── RECORDS SUPPLIED
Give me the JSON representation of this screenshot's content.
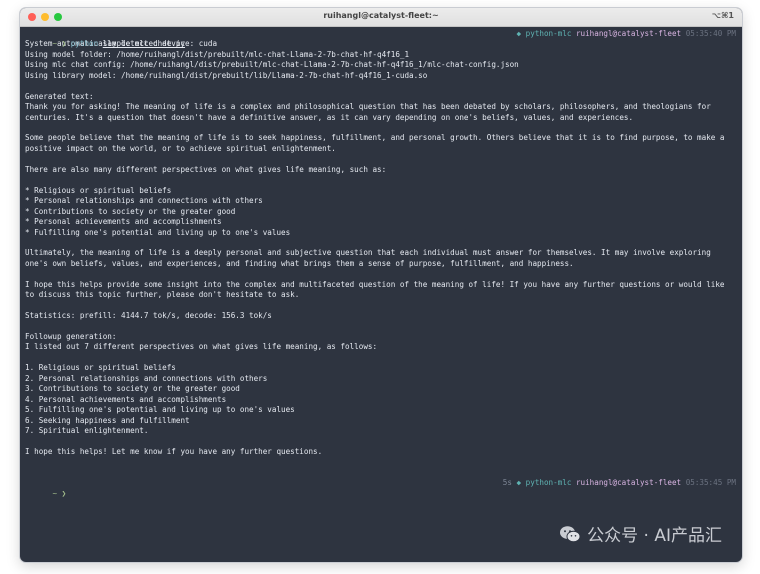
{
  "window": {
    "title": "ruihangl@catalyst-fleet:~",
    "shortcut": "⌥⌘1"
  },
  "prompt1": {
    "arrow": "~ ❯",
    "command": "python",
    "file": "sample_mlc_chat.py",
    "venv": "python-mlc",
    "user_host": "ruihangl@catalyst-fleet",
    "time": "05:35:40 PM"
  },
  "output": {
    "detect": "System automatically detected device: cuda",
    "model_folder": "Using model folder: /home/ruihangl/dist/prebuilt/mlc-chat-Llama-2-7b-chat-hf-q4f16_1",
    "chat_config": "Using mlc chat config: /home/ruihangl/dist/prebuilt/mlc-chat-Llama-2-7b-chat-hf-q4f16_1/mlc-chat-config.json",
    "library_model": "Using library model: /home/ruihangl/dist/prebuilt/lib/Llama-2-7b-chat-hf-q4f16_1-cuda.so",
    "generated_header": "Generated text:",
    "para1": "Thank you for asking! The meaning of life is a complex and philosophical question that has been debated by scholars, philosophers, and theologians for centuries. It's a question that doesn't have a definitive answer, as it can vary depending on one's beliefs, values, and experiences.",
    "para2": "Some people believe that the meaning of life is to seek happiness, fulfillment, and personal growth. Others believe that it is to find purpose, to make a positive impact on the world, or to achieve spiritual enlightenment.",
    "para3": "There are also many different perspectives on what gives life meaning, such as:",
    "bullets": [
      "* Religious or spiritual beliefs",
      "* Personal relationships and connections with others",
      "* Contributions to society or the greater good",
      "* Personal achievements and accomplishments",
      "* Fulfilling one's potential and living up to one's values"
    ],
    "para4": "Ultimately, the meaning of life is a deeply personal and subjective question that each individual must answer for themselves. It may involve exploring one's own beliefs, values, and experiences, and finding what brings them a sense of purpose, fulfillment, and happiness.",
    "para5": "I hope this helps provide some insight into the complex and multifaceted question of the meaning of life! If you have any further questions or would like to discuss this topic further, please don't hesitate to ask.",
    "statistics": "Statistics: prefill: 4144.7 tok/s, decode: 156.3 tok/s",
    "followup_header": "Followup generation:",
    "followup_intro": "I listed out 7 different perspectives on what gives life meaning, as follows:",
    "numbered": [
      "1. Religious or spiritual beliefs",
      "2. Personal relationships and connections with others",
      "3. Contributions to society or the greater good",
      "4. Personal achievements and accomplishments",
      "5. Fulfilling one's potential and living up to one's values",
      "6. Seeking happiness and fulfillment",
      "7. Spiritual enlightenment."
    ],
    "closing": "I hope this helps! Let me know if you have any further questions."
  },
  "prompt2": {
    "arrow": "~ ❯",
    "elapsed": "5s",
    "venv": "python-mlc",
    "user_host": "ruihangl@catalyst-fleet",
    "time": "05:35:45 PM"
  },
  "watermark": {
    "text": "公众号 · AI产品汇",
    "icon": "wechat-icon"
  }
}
────
── RECORDS SUPPLIED
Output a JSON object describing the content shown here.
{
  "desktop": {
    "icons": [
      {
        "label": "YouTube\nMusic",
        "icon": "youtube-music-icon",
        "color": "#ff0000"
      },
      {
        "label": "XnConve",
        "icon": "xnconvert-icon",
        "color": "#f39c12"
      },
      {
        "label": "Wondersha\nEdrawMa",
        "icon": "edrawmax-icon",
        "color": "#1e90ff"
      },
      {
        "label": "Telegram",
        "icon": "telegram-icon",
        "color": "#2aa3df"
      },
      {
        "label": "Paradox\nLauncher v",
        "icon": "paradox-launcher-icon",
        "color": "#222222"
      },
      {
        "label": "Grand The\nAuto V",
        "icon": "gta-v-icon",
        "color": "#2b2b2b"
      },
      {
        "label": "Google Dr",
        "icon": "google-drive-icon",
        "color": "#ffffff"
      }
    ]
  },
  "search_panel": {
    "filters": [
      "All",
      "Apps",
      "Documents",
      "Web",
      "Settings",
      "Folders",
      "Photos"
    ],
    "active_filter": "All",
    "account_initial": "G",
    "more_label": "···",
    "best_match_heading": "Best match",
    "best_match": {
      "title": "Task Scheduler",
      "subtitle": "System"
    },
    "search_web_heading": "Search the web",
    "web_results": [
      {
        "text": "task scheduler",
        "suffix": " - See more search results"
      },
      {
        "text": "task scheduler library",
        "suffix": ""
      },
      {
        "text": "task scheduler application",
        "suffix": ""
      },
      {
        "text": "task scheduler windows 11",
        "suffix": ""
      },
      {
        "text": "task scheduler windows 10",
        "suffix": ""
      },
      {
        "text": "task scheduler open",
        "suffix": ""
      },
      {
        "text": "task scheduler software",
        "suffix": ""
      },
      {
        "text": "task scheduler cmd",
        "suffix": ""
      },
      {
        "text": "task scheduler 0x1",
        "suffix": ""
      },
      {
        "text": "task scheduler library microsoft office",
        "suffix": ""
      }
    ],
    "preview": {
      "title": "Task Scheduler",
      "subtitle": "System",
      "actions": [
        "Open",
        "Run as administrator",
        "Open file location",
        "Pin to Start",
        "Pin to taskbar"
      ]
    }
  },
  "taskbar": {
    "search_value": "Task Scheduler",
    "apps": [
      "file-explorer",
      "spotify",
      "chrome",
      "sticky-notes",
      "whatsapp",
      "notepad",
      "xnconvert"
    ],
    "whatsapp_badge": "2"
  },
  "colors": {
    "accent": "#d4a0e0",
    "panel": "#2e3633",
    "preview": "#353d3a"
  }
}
────
# [PROBLEM TO WORK ON]
Copy each line of the records above that carries the word "System".

# [CORRECT RESULT]
    "detect": "System automatically detected device: cuda",
      "subtitle": "System"
      "subtitle": "System",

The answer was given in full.